WHAT YOU SHOULD DO. What follows is a set of records; repeat all of them exactly.

::::::::::

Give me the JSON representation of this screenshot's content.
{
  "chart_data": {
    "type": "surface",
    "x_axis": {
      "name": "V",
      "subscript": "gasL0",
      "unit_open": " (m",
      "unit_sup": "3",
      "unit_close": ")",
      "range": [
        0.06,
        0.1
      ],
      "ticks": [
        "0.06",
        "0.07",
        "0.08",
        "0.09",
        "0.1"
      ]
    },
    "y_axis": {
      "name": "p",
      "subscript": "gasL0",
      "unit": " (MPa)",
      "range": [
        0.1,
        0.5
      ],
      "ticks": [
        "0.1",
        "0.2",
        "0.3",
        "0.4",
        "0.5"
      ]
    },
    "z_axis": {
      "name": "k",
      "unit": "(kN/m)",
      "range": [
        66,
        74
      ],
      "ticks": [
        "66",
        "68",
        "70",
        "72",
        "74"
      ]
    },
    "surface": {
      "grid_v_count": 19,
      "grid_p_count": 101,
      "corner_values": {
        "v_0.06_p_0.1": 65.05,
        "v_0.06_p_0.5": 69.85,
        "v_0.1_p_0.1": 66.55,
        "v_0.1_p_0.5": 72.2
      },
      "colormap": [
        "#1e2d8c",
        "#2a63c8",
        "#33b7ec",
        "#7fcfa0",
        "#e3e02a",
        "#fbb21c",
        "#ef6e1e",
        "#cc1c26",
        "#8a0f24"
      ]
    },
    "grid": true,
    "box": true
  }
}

::::::::::

RIGHT ANSWER.
Give me the JSON representation of this screenshot's content.
{
  "chart_data": {
    "type": "surface",
    "x_axis": {
      "name": "V",
      "subscript": "gasL0",
      "unit_open": " (m",
      "unit_sup": "3",
      "unit_close": ")",
      "range": [
        0.06,
        0.1
      ],
      "ticks": [
        "0.06",
        "0.07",
        "0.08",
        "0.09",
        "0.1"
      ]
    },
    "y_axis": {
      "name": "p",
      "subscript": "gasL0",
      "unit": " (MPa)",
      "range": [
        0.1,
        0.5
      ],
      "ticks": [
        "0.1",
        "0.2",
        "0.3",
        "0.4",
        "0.5"
      ]
    },
    "z_axis": {
      "name": "k",
      "unit": "(kN/m)",
      "range": [
        66,
        74
      ],
      "ticks": [
        "66",
        "68",
        "70",
        "72",
        "74"
      ]
    },
    "surface": {
      "grid_v_count": 19,
      "grid_p_count": 101,
      "corner_values": {
        "v_0.06_p_0.1": 65.05,
        "v_0.06_p_0.5": 69.85,
        "v_0.1_p_0.1": 66.55,
        "v_0.1_p_0.5": 72.2
      },
      "colormap": [
        "#1e2d8c",
        "#2a63c8",
        "#33b7ec",
        "#7fcfa0",
        "#e3e02a",
        "#fbb21c",
        "#ef6e1e",
        "#cc1c26",
        "#8a0f24"
      ]
    },
    "grid": true,
    "box": true
  }
}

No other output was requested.